(Items from a dataset)
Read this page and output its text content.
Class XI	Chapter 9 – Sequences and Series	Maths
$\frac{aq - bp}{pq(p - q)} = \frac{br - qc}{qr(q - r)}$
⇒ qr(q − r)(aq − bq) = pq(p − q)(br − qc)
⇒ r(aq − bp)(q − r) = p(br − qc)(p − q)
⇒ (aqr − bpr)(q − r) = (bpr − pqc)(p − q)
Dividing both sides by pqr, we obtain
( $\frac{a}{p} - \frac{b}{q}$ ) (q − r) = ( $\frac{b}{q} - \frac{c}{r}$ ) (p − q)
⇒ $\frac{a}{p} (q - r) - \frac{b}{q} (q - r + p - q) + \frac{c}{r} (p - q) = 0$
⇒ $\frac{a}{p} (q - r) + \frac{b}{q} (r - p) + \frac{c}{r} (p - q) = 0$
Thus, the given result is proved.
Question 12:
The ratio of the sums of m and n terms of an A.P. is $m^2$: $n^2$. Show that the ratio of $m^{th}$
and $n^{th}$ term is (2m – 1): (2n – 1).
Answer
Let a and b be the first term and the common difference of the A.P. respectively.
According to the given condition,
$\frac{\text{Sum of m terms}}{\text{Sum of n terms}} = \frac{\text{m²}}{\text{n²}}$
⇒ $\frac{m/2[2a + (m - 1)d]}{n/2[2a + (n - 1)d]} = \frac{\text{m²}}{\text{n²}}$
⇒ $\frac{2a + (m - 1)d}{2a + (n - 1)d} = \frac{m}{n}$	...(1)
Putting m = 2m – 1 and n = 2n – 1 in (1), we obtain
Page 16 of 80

● YOUR INSTRUCTIONS:
In this exercise, repeat all entries exactly.

● RESULT:
Read this page and output its text content.
Class XI	Chapter 9 – Sequences and Series	Maths
$\frac{aq - bp}{pq(p - q)} = \frac{br - qc}{qr(q - r)}$
⇒ qr(q − r)(aq − bq) = pq(p − q)(br − qc)
⇒ r(aq − bp)(q − r) = p(br − qc)(p − q)
⇒ (aqr − bpr)(q − r) = (bpr − pqc)(p − q)
Dividing both sides by pqr, we obtain
( $\frac{a}{p} - \frac{b}{q}$ ) (q − r) = ( $\frac{b}{q} - \frac{c}{r}$ ) (p − q)
⇒ $\frac{a}{p} (q - r) - \frac{b}{q} (q - r + p - q) + \frac{c}{r} (p - q) = 0$
⇒ $\frac{a}{p} (q - r) + \frac{b}{q} (r - p) + \frac{c}{r} (p - q) = 0$
Thus, the given result is proved.
Question 12:
The ratio of the sums of m and n terms of an A.P. is $m^2$: $n^2$. Show that the ratio of $m^{th}$
and $n^{th}$ term is (2m – 1): (2n – 1).
Answer
Let a and b be the first term and the common difference of the A.P. respectively.
According to the given condition,
$\frac{\text{Sum of m terms}}{\text{Sum of n terms}} = \frac{\text{m²}}{\text{n²}}$
⇒ $\frac{m/2[2a + (m - 1)d]}{n/2[2a + (n - 1)d]} = \frac{\text{m²}}{\text{n²}}$
⇒ $\frac{2a + (m - 1)d}{2a + (n - 1)d} = \frac{m}{n}$	...(1)
Putting m = 2m – 1 and n = 2n – 1 in (1), we obtain
Page 16 of 80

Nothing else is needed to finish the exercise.